— Aim of the task —
Write out every record below exactly as it stands, leaving the pictures out.

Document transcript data
---+---

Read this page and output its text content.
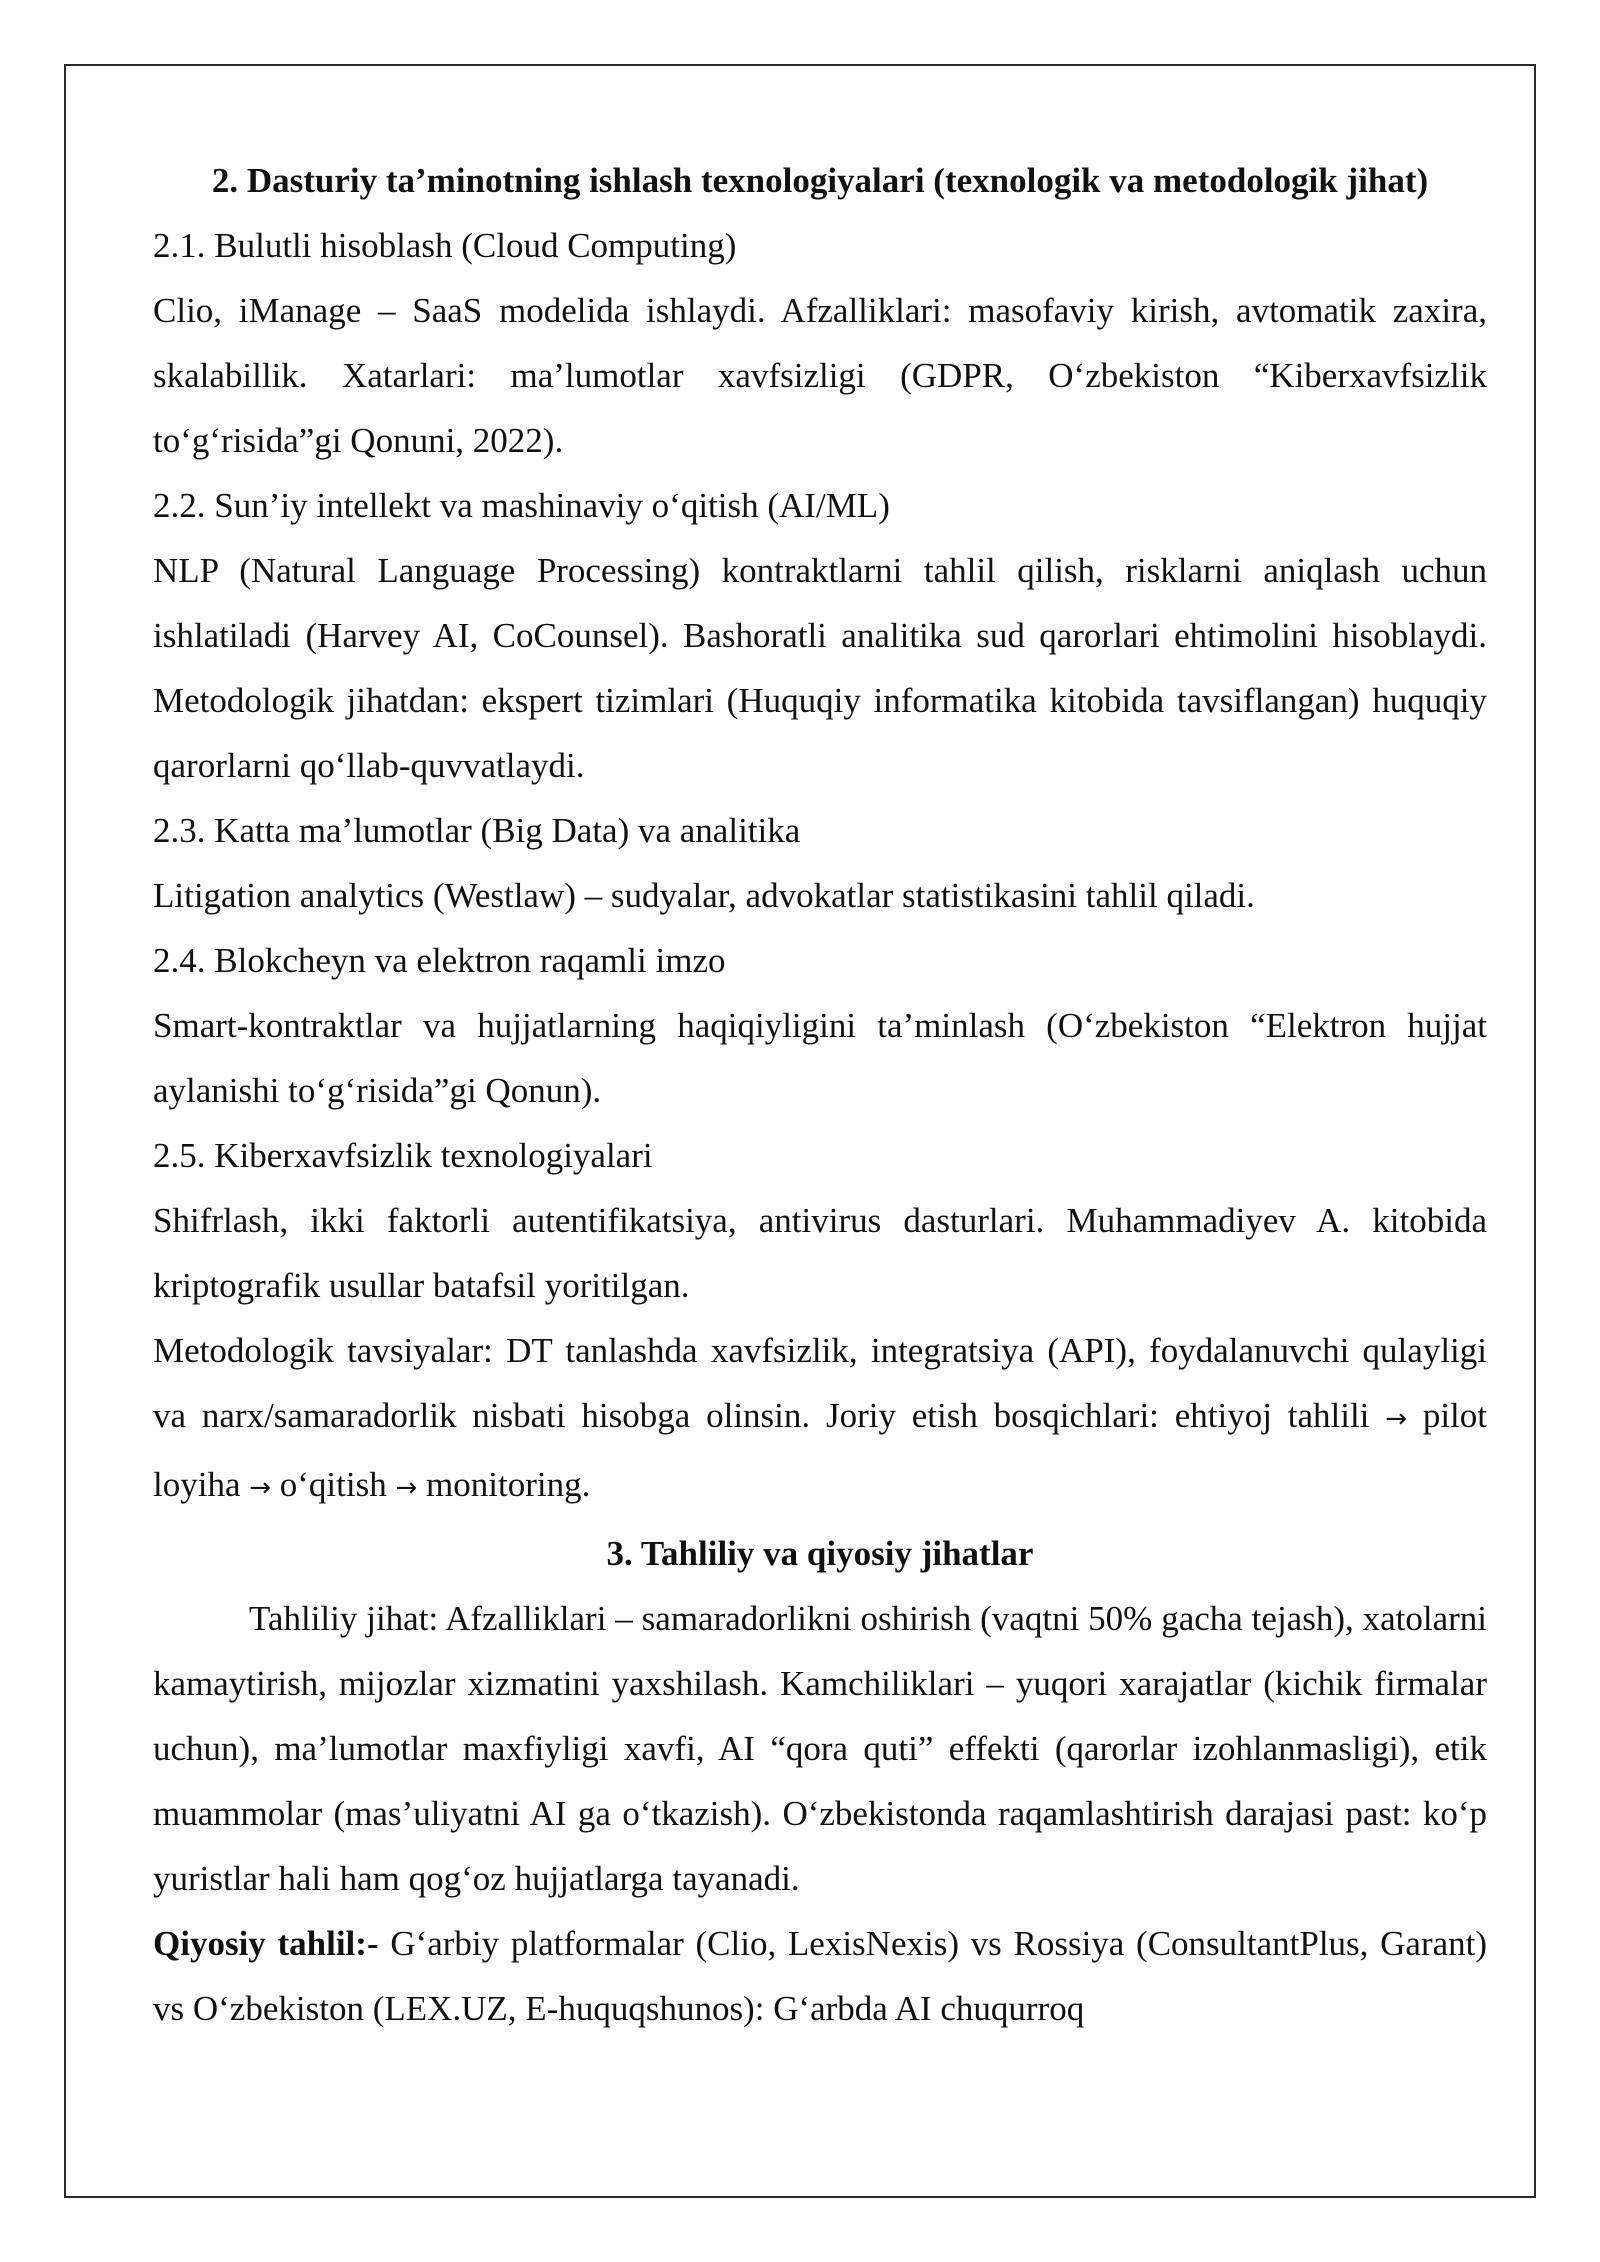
2. Dasturiy ta’minotning ishlash texnologiyalari (texnologik va metodologik jihat)

2.1. Bulutli hisoblash (Cloud Computing)

Clio, iManage – SaaS modelida ishlaydi. Afzalliklari: masofaviy kirish, avtomatik zaxira, skalabillik. Xatarlari: ma’lumotlar xavfsizligi (GDPR, O‘zbekiston “Kiberxavfsizlik to‘g‘risida”gi Qonuni, 2022).

2.2. Sun’iy intellekt va mashinaviy o‘qitish (AI/ML)

NLP (Natural Language Processing) kontraktlarni tahlil qilish, risklarni aniqlash uchun ishlatiladi (Harvey AI, CoCounsel). Bashoratli analitika sud qarorlari ehtimolini hisoblaydi. Metodologik jihatdan: ekspert tizimlari (Huquqiy informatika kitobida tavsiflangan) huquqiy qarorlarni qo‘llab-quvvatlaydi.

2.3. Katta ma’lumotlar (Big Data) va analitika

Litigation analytics (Westlaw) – sudyalar, advokatlar statistikasini tahlil qiladi.

2.4. Blokcheyn va elektron raqamli imzo

Smart-kontraktlar va hujjatlarning haqiqiyligini ta’minlash (O‘zbekiston “Elektron hujjat aylanishi to‘g‘risida”gi Qonun).

2.5. Kiberxavfsizlik texnologiyalari

Shifrlash, ikki faktorli autentifikatsiya, antivirus dasturlari. Muhammadiyev A. kitobida kriptografik usullar batafsil yoritilgan.

Metodologik tavsiyalar: DT tanlashda xavfsizlik, integratsiya (API), foydalanuvchi qulayligi va narx/samaradorlik nisbati hisobga olinsin. Joriy etish bosqichlari: ehtiyoj tahlili → pilot loyiha → o‘qitish → monitoring.

3. Tahliliy va qiyosiy jihatlar

Tahliliy jihat: Afzalliklari – samaradorlikni oshirish (vaqtni 50% gacha tejash), xatolarni kamaytirish, mijozlar xizmatini yaxshilash. Kamchiliklari – yuqori xarajatlar (kichik firmalar uchun), ma’lumotlar maxfiyligi xavfi, AI “qora quti” effekti (qarorlar izohlanmasligi), etik muammolar (mas’uliyatni AI ga o‘tkazish). O‘zbekistonda raqamlashtirish darajasi past: ko‘p yuristlar hali ham qog‘oz hujjatlarga tayanadi.

Qiyosiy tahlil:- G‘arbiy platformalar (Clio, LexisNexis) vs Rossiya (ConsultantPlus, Garant) vs O‘zbekiston (LEX.UZ, E-huquqshunos): G‘arbda AI chuqurroq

---+---

— Answer section —
Read this page and output its text content.
2. Dasturiy ta’minotning ishlash texnologiyalari (texnologik va metodologik jihat)

2.1. Bulutli hisoblash (Cloud Computing)

Clio, iManage – SaaS modelida ishlaydi. Afzalliklari: masofaviy kirish, avtomatik zaxira, skalabillik. Xatarlari: ma’lumotlar xavfsizligi (GDPR, O‘zbekiston “Kiberxavfsizlik to‘g‘risida”gi Qonuni, 2022).

2.2. Sun’iy intellekt va mashinaviy o‘qitish (AI/ML)

NLP (Natural Language Processing) kontraktlarni tahlil qilish, risklarni aniqlash uchun ishlatiladi (Harvey AI, CoCounsel). Bashoratli analitika sud qarorlari ehtimolini hisoblaydi. Metodologik jihatdan: ekspert tizimlari (Huquqiy informatika kitobida tavsiflangan) huquqiy qarorlarni qo‘llab-quvvatlaydi.

2.3. Katta ma’lumotlar (Big Data) va analitika

Litigation analytics (Westlaw) – sudyalar, advokatlar statistikasini tahlil qiladi.

2.4. Blokcheyn va elektron raqamli imzo

Smart-kontraktlar va hujjatlarning haqiqiyligini ta’minlash (O‘zbekiston “Elektron hujjat aylanishi to‘g‘risida”gi Qonun).

2.5. Kiberxavfsizlik texnologiyalari

Shifrlash, ikki faktorli autentifikatsiya, antivirus dasturlari. Muhammadiyev A. kitobida kriptografik usullar batafsil yoritilgan.

Metodologik tavsiyalar: DT tanlashda xavfsizlik, integratsiya (API), foydalanuvchi qulayligi va narx/samaradorlik nisbati hisobga olinsin. Joriy etish bosqichlari: ehtiyoj tahlili → pilot loyiha → o‘qitish → monitoring.

3. Tahliliy va qiyosiy jihatlar

Tahliliy jihat: Afzalliklari – samaradorlikni oshirish (vaqtni 50% gacha tejash), xatolarni kamaytirish, mijozlar xizmatini yaxshilash. Kamchiliklari – yuqori xarajatlar (kichik firmalar uchun), ma’lumotlar maxfiyligi xavfi, AI “qora quti” effekti (qarorlar izohlanmasligi), etik muammolar (mas’uliyatni AI ga o‘tkazish). O‘zbekistonda raqamlashtirish darajasi past: ko‘p yuristlar hali ham qog‘oz hujjatlarga tayanadi.

Qiyosiy tahlil:- G‘arbiy platformalar (Clio, LexisNexis) vs Rossiya (ConsultantPlus, Garant) vs O‘zbekiston (LEX.UZ, E-huquqshunos): G‘arbda AI chuqurroq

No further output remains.